▶ TASK INSTRUCTIONS
Please quote the material exactly, every line of it.

Start of MATERIAL PROVIDED

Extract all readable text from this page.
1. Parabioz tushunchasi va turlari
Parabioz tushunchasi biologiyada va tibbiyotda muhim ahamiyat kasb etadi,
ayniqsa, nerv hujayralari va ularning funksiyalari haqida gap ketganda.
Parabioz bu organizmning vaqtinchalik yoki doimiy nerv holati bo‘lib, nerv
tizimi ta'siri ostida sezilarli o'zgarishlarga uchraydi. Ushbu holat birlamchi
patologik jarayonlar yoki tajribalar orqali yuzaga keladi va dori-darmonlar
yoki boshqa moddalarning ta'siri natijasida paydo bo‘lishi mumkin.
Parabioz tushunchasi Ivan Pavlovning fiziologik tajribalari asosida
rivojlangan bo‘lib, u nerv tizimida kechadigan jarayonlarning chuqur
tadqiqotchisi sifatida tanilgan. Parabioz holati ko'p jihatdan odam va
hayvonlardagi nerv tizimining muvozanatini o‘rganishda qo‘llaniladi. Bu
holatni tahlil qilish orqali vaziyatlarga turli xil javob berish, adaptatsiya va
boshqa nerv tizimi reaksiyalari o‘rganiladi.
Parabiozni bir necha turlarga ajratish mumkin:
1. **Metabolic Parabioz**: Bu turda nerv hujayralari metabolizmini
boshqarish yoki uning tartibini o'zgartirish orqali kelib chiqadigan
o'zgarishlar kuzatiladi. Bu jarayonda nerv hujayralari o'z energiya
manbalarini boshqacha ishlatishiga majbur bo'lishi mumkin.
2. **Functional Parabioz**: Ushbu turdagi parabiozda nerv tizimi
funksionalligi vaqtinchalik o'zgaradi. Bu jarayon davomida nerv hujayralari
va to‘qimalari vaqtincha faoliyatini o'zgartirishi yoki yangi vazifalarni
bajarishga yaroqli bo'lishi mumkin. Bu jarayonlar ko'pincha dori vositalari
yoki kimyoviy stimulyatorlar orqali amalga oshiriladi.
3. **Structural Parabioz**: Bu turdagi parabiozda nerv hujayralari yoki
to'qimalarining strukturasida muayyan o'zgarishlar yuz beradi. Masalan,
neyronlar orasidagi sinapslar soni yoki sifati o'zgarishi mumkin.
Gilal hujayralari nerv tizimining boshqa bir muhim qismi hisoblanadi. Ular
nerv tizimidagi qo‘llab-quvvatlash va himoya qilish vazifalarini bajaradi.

End of MATERIAL PROVIDED

▶ COMPLETE RESPONSE
Extract all readable text from this page.
1. Parabioz tushunchasi va turlari
Parabioz tushunchasi biologiyada va tibbiyotda muhim ahamiyat kasb etadi,
ayniqsa, nerv hujayralari va ularning funksiyalari haqida gap ketganda.
Parabioz bu organizmning vaqtinchalik yoki doimiy nerv holati bo‘lib, nerv
tizimi ta'siri ostida sezilarli o'zgarishlarga uchraydi. Ushbu holat birlamchi
patologik jarayonlar yoki tajribalar orqali yuzaga keladi va dori-darmonlar
yoki boshqa moddalarning ta'siri natijasida paydo bo‘lishi mumkin.
Parabioz tushunchasi Ivan Pavlovning fiziologik tajribalari asosida
rivojlangan bo‘lib, u nerv tizimida kechadigan jarayonlarning chuqur
tadqiqotchisi sifatida tanilgan. Parabioz holati ko'p jihatdan odam va
hayvonlardagi nerv tizimining muvozanatini o‘rganishda qo‘llaniladi. Bu
holatni tahlil qilish orqali vaziyatlarga turli xil javob berish, adaptatsiya va
boshqa nerv tizimi reaksiyalari o‘rganiladi.
Parabiozni bir necha turlarga ajratish mumkin:
1. **Metabolic Parabioz**: Bu turda nerv hujayralari metabolizmini
boshqarish yoki uning tartibini o'zgartirish orqali kelib chiqadigan
o'zgarishlar kuzatiladi. Bu jarayonda nerv hujayralari o'z energiya
manbalarini boshqacha ishlatishiga majbur bo'lishi mumkin.
2. **Functional Parabioz**: Ushbu turdagi parabiozda nerv tizimi
funksionalligi vaqtinchalik o'zgaradi. Bu jarayon davomida nerv hujayralari
va to‘qimalari vaqtincha faoliyatini o'zgartirishi yoki yangi vazifalarni
bajarishga yaroqli bo'lishi mumkin. Bu jarayonlar ko'pincha dori vositalari
yoki kimyoviy stimulyatorlar orqali amalga oshiriladi.
3. **Structural Parabioz**: Bu turdagi parabiozda nerv hujayralari yoki
to'qimalarining strukturasida muayyan o'zgarishlar yuz beradi. Masalan,
neyronlar orasidagi sinapslar soni yoki sifati o'zgarishi mumkin.
Gilal hujayralari nerv tizimining boshqa bir muhim qismi hisoblanadi. Ular
nerv tizimidagi qo‘llab-quvvatlash va himoya qilish vazifalarini bajaradi.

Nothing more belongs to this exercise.